**WHAT TO PRODUCE**
Return every line below as is, leaving out the pictures.

>> Start SUPPLIED DATA

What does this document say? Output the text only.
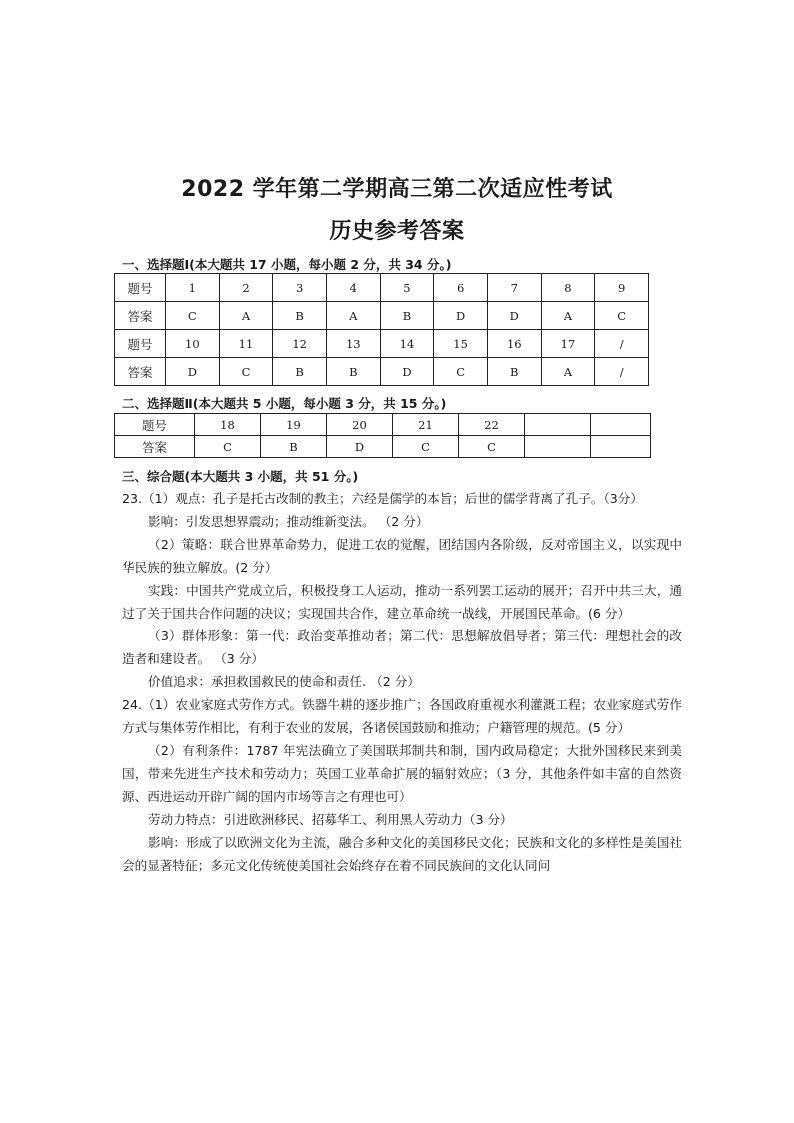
2022 学年第二学期高三第二次适应性考试
历史参考答案
一、选择题Ⅰ(本大题共 17 小题，每小题 2 分，共 34 分。)
题号	1	2	3	4	5	6	7	8	9
答案	C	A	B	A	B	D	D	A	C
题号	10	11	12	13	14	15	16	17	/
答案	D	C	B	B	D	C	B	A	/
二、选择题Ⅱ(本大题共 5 小题，每小题 3 分，共 15 分。)
题号	18	19	20	21	22		
答案	C	B	D	C	C		
三、综合题(本大题共 3 小题，共 51 分。)

23.（1）观点：孔子是托古改制的教主；六经是儒学的本旨；后世的儒学背离了孔子。（3分）

影响：引发思想界震动；推动维新变法。 （2 分）

（2）策略：联合世界革命势力，促进工农的觉醒，团结国内各阶级，反对帝国主义，以实现中华民族的独立解放。(2 分）

实践：中国共产党成立后，积极投身工人运动，推动一系列罢工运动的展开；召开中共三大，通过了关于国共合作问题的决议；实现国共合作，建立革命统一战线，开展国民革命。(6 分）

（3）群体形象：第一代：政治变革推动者；第二代：思想解放倡导者；第三代：理想社会的改造者和建设者。 （3 分）

价值追求：承担救国救民的使命和责任. （2 分）

24.（1）农业家庭式劳作方式。铁器牛耕的逐步推广；各国政府重视水利灌溉工程；农业家庭式劳作方式与集体劳作相比，有利于农业的发展，各诸侯国鼓励和推动；户籍管理的规范。(5 分）

（2）有利条件：1787 年宪法确立了美国联邦制共和制，国内政局稳定；大批外国移民来到美国，带来先进生产技术和劳动力；英国工业革命扩展的辐射效应；（3 分，其他条件如丰富的自然资源、西进运动开辟广阔的国内市场等言之有理也可）

劳动力特点：引进欧洲移民、招募华工、利用黑人劳动力（3 分）

影响：形成了以欧洲文化为主流，融合多种文化的美国移民文化；民族和文化的多样性是美国社会的显著特征；多元文化传统使美国社会始终存在着不同民族间的文化认同问
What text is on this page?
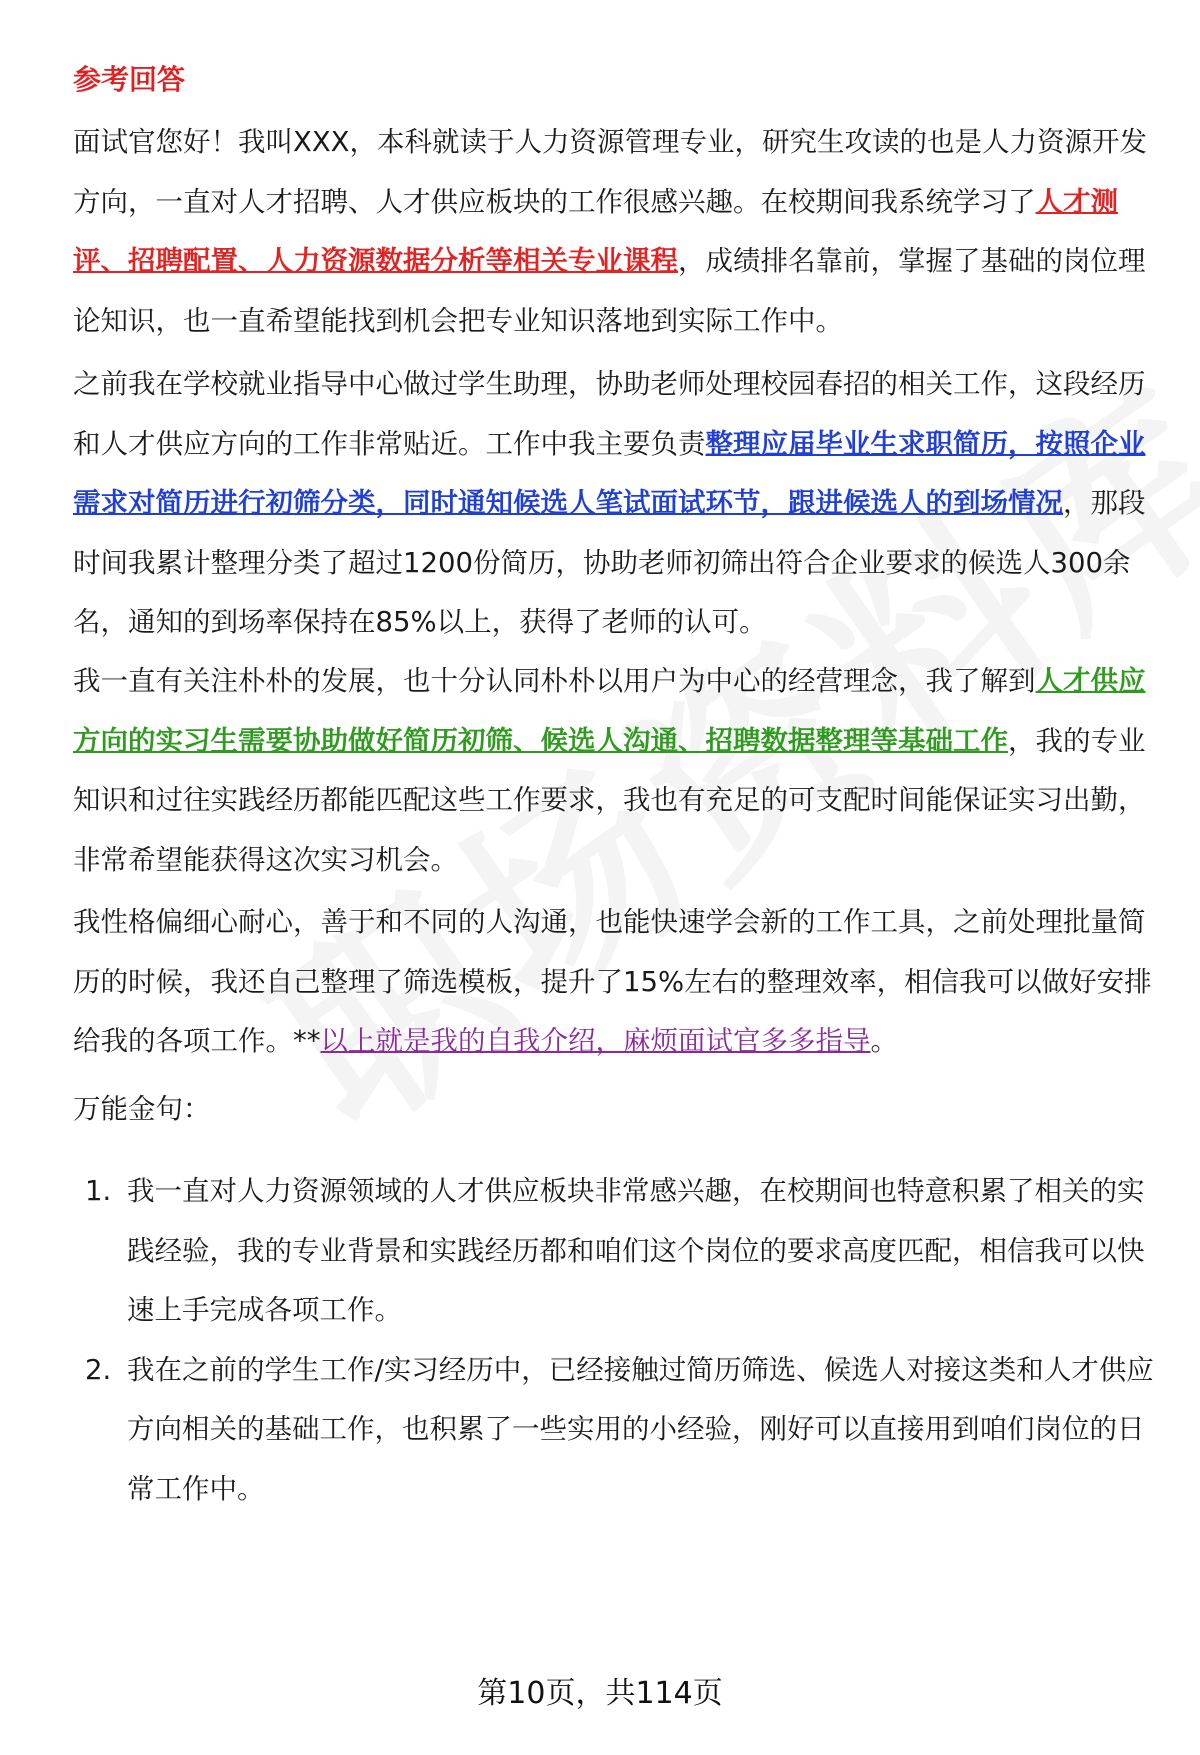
参考回答

面试官您好！我叫XXX，本科就读于人力资源管理专业，研究生攻读的也是人力资源开发方向，一直对人才招聘、人才供应板块的工作很感兴趣。在校期间我系统学习了人才测评、招聘配置、人力资源数据分析等相关专业课程，成绩排名靠前，掌握了基础的岗位理论知识，也一直希望能找到机会把专业知识落地到实际工作中。

之前我在学校就业指导中心做过学生助理，协助老师处理校园春招的相关工作，这段经历和人才供应方向的工作非常贴近。工作中我主要负责整理应届毕业生求职简历，按照企业需求对简历进行初筛分类，同时通知候选人笔试面试环节，跟进候选人的到场情况，那段时间我累计整理分类了超过1200份简历，协助老师初筛出符合企业要求的候选人300余名，通知的到场率保持在85%以上，获得了老师的认可。

我一直有关注朴朴的发展，也十分认同朴朴以用户为中心的经营理念，我了解到人才供应方向的实习生需要协助做好简历初筛、候选人沟通、招聘数据整理等基础工作，我的专业知识和过往实践经历都能匹配这些工作要求，我也有充足的可支配时间能保证实习出勤，非常希望能获得这次实习机会。

我性格偏细心耐心，善于和不同的人沟通，也能快速学会新的工作工具，之前处理批量简历的时候，我还自己整理了筛选模板，提升了15%左右的整理效率，相信我可以做好安排给我的各项工作。**以上就是我的自我介绍，麻烦面试官多多指导。

万能金句：

1. 我一直对人力资源领域的人才供应板块非常感兴趣，在校期间也特意积累了相关的实践经验，我的专业背景和实践经历都和咱们这个岗位的要求高度匹配，相信我可以快速上手完成各项工作。
2. 我在之前的学生工作/实习经历中，已经接触过简历筛选、候选人对接这类和人才供应方向相关的基础工作，也积累了一些实用的小经验，刚好可以直接用到咱们岗位的日常工作中。
第10页，共114页
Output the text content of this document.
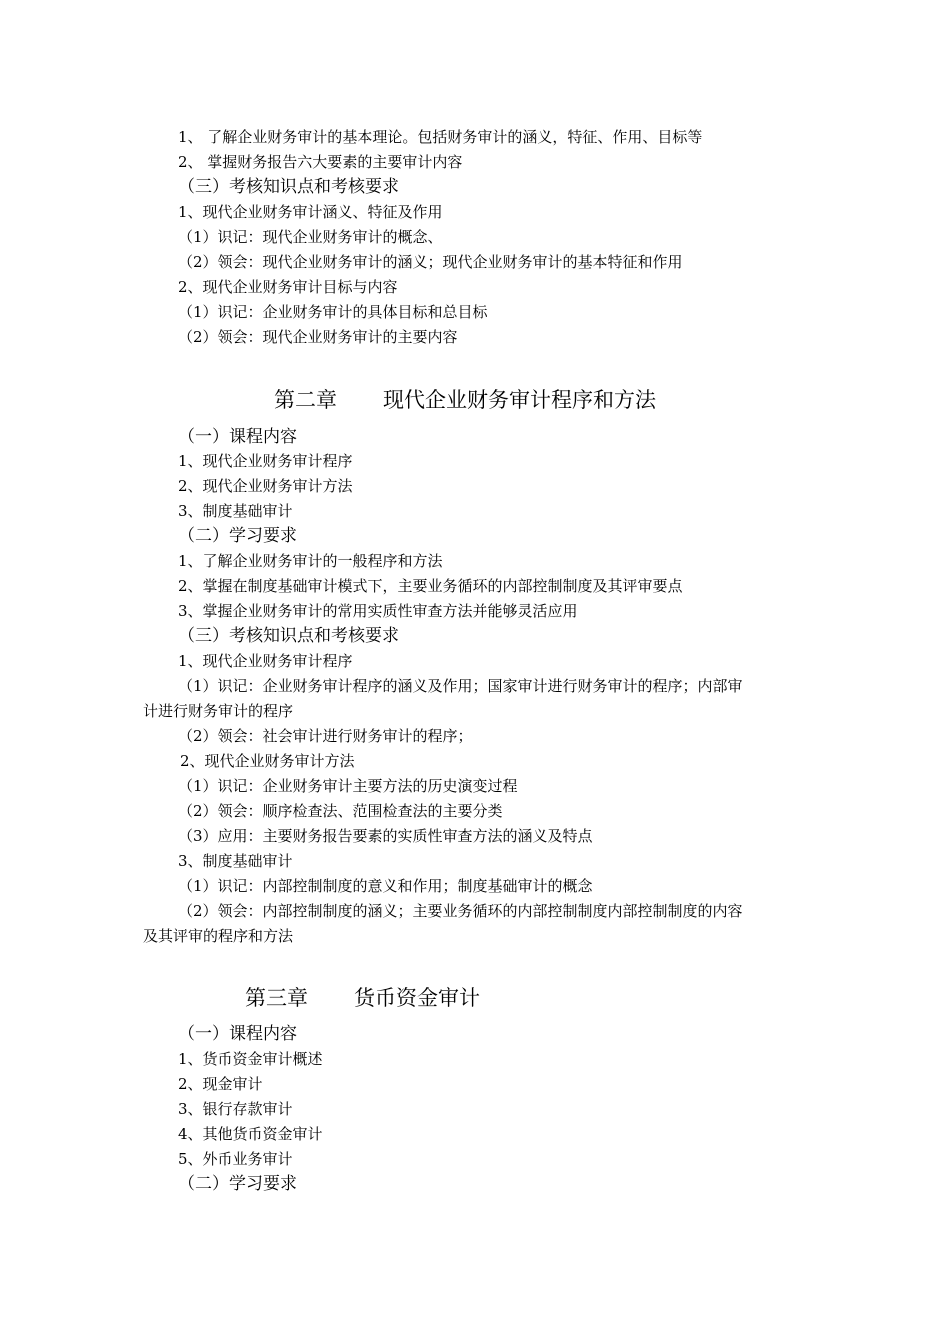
1、 了解企业财务审计的基本理论。包括财务审计的涵义，特征、作用、目标等
2、 掌握财务报告六大要素的主要审计内容
（三）考核知识点和考核要求
1、现代企业财务审计涵义、特征及作用
（1）识记：现代企业财务审计的概念、
（2）领会：现代企业财务审计的涵义；现代企业财务审计的基本特征和作用
2、现代企业财务审计目标与内容
（1）识记：企业财务审计的具体目标和总目标
（2）领会：现代企业财务审计的主要内容
第二章 现代企业财务审计程序和方法
（一）课程内容
1、现代企业财务审计程序
2、现代企业财务审计方法
3、制度基础审计
（二）学习要求
1、了解企业财务审计的一般程序和方法
2、掌握在制度基础审计模式下，主要业务循环的内部控制制度及其评审要点
3、掌握企业财务审计的常用实质性审查方法并能够灵活应用
（三）考核知识点和考核要求
1、现代企业财务审计程序
（1）识记：企业财务审计程序的涵义及作用；国家审计进行财务审计的程序；内部审
计进行财务审计的程序
（2）领会：社会审计进行财务审计的程序；
2、现代企业财务审计方法
（1）识记：企业财务审计主要方法的历史演变过程
（2）领会：顺序检查法、范围检查法的主要分类
（3）应用：主要财务报告要素的实质性审查方法的涵义及特点
3、制度基础审计
（1）识记：内部控制制度的意义和作用；制度基础审计的概念
（2）领会：内部控制制度的涵义；主要业务循环的内部控制制度内部控制制度的内容
及其评审的程序和方法
第三章 货币资金审计
（一）课程内容
1、货币资金审计概述
2、现金审计
3、银行存款审计
4、其他货币资金审计
5、外币业务审计
（二）学习要求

>> End SUPPLIED DATA

**SOLUTION FOR THIS TASK**
What does this document say? Output the text only.
2022 学年第二学期高三第二次适应性考试
历史参考答案
一、选择题Ⅰ(本大题共 17 小题，每小题 2 分，共 34 分。)
题号	1	2	3	4	5	6	7	8	9
答案	C	A	B	A	B	D	D	A	C
题号	10	11	12	13	14	15	16	17	/
答案	D	C	B	B	D	C	B	A	/
二、选择题Ⅱ(本大题共 5 小题，每小题 3 分，共 15 分。)
题号	18	19	20	21	22		
答案	C	B	D	C	C		
三、综合题(本大题共 3 小题，共 51 分。)

23.（1）观点：孔子是托古改制的教主；六经是儒学的本旨；后世的儒学背离了孔子。（3分）

影响：引发思想界震动；推动维新变法。 （2 分）

（2）策略：联合世界革命势力，促进工农的觉醒，团结国内各阶级，反对帝国主义，以实现中华民族的独立解放。(2 分）

实践：中国共产党成立后，积极投身工人运动，推动一系列罢工运动的展开；召开中共三大，通过了关于国共合作问题的决议；实现国共合作，建立革命统一战线，开展国民革命。(6 分）

（3）群体形象：第一代：政治变革推动者；第二代：思想解放倡导者；第三代：理想社会的改造者和建设者。 （3 分）

价值追求：承担救国救民的使命和责任. （2 分）

24.（1）农业家庭式劳作方式。铁器牛耕的逐步推广；各国政府重视水利灌溉工程；农业家庭式劳作方式与集体劳作相比，有利于农业的发展，各诸侯国鼓励和推动；户籍管理的规范。(5 分）

（2）有利条件：1787 年宪法确立了美国联邦制共和制，国内政局稳定；大批外国移民来到美国，带来先进生产技术和劳动力；英国工业革命扩展的辐射效应；（3 分，其他条件如丰富的自然资源、西进运动开辟广阔的国内市场等言之有理也可）

劳动力特点：引进欧洲移民、招募华工、利用黑人劳动力（3 分）

影响：形成了以欧洲文化为主流，融合多种文化的美国移民文化；民族和文化的多样性是美国社会的显著特征；多元文化传统使美国社会始终存在着不同民族间的文化认同问
What text is on this page?
参考回答

面试官您好！我叫XXX，本科就读于人力资源管理专业，研究生攻读的也是人力资源开发方向，一直对人才招聘、人才供应板块的工作很感兴趣。在校期间我系统学习了人才测评、招聘配置、人力资源数据分析等相关专业课程，成绩排名靠前，掌握了基础的岗位理论知识，也一直希望能找到机会把专业知识落地到实际工作中。

之前我在学校就业指导中心做过学生助理，协助老师处理校园春招的相关工作，这段经历和人才供应方向的工作非常贴近。工作中我主要负责整理应届毕业生求职简历，按照企业需求对简历进行初筛分类，同时通知候选人笔试面试环节，跟进候选人的到场情况，那段时间我累计整理分类了超过1200份简历，协助老师初筛出符合企业要求的候选人300余名，通知的到场率保持在85%以上，获得了老师的认可。

我一直有关注朴朴的发展，也十分认同朴朴以用户为中心的经营理念，我了解到人才供应方向的实习生需要协助做好简历初筛、候选人沟通、招聘数据整理等基础工作，我的专业知识和过往实践经历都能匹配这些工作要求，我也有充足的可支配时间能保证实习出勤，非常希望能获得这次实习机会。

我性格偏细心耐心，善于和不同的人沟通，也能快速学会新的工作工具，之前处理批量简历的时候，我还自己整理了筛选模板，提升了15%左右的整理效率，相信我可以做好安排给我的各项工作。**以上就是我的自我介绍，麻烦面试官多多指导。

万能金句：

1. 我一直对人力资源领域的人才供应板块非常感兴趣，在校期间也特意积累了相关的实践经验，我的专业背景和实践经历都和咱们这个岗位的要求高度匹配，相信我可以快速上手完成各项工作。
2. 我在之前的学生工作/实习经历中，已经接触过简历筛选、候选人对接这类和人才供应方向相关的基础工作，也积累了一些实用的小经验，刚好可以直接用到咱们岗位的日常工作中。
第10页，共114页
Output the text content of this document.
1、 了解企业财务审计的基本理论。包括财务审计的涵义，特征、作用、目标等
2、 掌握财务报告六大要素的主要审计内容
（三）考核知识点和考核要求
1、现代企业财务审计涵义、特征及作用
（1）识记：现代企业财务审计的概念、
（2）领会：现代企业财务审计的涵义；现代企业财务审计的基本特征和作用
2、现代企业财务审计目标与内容
（1）识记：企业财务审计的具体目标和总目标
（2）领会：现代企业财务审计的主要内容
第二章 现代企业财务审计程序和方法
（一）课程内容
1、现代企业财务审计程序
2、现代企业财务审计方法
3、制度基础审计
（二）学习要求
1、了解企业财务审计的一般程序和方法
2、掌握在制度基础审计模式下，主要业务循环的内部控制制度及其评审要点
3、掌握企业财务审计的常用实质性审查方法并能够灵活应用
（三）考核知识点和考核要求
1、现代企业财务审计程序
（1）识记：企业财务审计程序的涵义及作用；国家审计进行财务审计的程序；内部审
计进行财务审计的程序
（2）领会：社会审计进行财务审计的程序；
2、现代企业财务审计方法
（1）识记：企业财务审计主要方法的历史演变过程
（2）领会：顺序检查法、范围检查法的主要分类
（3）应用：主要财务报告要素的实质性审查方法的涵义及特点
3、制度基础审计
（1）识记：内部控制制度的意义和作用；制度基础审计的概念
（2）领会：内部控制制度的涵义；主要业务循环的内部控制制度内部控制制度的内容
及其评审的程序和方法
第三章 货币资金审计
（一）课程内容
1、货币资金审计概述
2、现金审计
3、银行存款审计
4、其他货币资金审计
5、外币业务审计
（二）学习要求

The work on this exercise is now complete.